Records from a collection of figures:

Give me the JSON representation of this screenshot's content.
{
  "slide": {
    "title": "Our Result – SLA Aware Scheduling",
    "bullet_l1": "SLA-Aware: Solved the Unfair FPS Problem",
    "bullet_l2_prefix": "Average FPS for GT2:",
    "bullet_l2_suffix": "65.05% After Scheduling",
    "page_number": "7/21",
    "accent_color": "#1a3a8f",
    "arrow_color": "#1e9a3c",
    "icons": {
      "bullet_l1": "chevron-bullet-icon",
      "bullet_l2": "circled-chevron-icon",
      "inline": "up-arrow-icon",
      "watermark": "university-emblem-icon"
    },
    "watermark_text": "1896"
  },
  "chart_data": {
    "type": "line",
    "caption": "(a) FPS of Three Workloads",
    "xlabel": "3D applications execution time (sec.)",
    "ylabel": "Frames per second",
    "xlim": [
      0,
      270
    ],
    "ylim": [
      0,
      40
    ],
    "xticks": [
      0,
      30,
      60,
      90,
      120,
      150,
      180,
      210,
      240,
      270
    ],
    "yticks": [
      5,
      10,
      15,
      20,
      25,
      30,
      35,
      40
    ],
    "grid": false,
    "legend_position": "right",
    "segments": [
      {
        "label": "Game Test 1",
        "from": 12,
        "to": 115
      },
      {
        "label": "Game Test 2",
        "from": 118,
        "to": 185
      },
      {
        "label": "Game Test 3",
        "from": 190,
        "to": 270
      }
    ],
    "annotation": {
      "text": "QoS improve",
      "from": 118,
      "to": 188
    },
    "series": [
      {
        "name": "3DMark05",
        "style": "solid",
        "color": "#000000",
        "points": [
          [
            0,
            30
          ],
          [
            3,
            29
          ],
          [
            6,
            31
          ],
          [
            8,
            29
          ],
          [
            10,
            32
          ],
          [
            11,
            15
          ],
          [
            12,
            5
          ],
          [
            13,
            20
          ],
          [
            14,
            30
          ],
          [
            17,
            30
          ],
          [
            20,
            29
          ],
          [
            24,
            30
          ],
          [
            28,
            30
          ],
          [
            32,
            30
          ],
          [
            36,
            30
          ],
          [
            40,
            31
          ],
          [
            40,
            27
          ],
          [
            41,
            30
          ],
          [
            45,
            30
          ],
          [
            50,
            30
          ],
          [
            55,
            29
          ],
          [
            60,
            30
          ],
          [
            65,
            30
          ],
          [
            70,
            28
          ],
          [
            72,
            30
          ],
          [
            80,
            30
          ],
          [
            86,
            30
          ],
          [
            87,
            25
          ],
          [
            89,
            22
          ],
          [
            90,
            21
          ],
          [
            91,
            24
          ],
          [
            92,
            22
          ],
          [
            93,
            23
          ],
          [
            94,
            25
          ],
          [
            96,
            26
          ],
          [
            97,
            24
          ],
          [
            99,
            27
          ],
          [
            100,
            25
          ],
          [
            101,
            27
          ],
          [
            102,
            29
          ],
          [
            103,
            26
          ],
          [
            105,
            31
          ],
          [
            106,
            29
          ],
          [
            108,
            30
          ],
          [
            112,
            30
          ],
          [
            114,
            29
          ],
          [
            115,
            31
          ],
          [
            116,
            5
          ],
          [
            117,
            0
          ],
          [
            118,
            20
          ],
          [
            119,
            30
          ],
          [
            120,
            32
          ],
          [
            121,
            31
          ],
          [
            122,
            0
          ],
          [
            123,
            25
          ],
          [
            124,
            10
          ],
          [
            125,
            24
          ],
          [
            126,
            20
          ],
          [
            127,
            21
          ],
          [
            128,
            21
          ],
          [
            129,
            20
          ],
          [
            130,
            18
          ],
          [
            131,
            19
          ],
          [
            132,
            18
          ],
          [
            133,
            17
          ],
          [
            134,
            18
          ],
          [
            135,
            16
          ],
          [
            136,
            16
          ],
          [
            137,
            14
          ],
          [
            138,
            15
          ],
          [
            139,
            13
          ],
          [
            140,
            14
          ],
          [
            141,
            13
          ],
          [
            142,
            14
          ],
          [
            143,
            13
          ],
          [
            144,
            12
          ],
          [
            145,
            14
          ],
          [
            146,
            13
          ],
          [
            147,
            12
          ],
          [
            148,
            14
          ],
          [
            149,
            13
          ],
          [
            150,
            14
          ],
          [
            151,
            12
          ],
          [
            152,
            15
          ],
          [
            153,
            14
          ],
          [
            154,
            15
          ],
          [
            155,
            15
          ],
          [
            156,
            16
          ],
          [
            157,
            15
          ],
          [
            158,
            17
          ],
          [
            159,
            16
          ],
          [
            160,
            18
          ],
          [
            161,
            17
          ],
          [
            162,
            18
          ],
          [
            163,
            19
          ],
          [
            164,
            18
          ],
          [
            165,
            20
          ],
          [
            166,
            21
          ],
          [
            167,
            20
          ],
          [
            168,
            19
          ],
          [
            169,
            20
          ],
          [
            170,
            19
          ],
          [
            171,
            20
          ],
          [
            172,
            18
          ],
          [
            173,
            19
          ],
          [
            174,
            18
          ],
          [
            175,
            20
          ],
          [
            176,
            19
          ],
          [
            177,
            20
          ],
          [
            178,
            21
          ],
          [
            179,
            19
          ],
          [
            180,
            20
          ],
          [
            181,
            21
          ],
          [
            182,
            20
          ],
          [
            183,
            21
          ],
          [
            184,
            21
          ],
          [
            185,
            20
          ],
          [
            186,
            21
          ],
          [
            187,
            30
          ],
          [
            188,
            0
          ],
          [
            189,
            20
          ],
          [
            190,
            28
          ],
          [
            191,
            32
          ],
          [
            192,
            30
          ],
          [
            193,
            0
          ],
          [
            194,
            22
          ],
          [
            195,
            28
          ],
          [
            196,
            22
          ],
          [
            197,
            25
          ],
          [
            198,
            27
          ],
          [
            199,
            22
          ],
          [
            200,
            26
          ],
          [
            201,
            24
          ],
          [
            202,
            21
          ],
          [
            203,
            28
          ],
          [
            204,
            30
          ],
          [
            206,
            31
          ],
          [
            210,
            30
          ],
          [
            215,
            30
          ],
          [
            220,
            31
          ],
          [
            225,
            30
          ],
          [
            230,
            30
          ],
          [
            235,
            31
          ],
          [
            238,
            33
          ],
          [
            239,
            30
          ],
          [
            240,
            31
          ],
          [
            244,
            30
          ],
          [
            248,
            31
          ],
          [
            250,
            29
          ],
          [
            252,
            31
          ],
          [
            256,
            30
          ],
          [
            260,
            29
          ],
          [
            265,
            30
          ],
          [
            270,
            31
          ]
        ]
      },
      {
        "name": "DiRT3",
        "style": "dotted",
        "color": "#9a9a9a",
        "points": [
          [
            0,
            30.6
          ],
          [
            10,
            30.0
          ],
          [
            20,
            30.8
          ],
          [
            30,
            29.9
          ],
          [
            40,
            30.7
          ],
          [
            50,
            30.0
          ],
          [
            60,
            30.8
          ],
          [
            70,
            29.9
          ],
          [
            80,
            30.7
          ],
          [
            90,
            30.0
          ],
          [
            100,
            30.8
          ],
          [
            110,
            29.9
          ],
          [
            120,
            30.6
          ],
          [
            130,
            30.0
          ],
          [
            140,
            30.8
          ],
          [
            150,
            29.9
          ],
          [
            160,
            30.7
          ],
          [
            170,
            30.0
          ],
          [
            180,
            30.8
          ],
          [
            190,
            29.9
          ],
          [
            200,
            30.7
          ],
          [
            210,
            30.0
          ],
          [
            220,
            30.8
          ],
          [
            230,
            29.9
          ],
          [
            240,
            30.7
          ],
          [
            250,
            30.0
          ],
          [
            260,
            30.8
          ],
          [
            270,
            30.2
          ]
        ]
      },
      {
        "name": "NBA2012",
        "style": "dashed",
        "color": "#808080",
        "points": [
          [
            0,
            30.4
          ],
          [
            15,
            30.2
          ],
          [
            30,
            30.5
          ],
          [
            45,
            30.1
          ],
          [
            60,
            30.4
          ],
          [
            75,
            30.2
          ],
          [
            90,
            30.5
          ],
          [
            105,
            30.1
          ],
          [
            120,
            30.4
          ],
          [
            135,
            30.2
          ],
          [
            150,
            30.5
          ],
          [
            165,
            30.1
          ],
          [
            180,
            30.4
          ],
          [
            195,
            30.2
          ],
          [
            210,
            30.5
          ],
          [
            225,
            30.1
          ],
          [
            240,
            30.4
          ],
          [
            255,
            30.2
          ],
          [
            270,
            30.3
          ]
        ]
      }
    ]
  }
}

** Task requirements **
Find every line in the listing that holds the string "Aware", then say how many there are as a bare number.

** Response **
2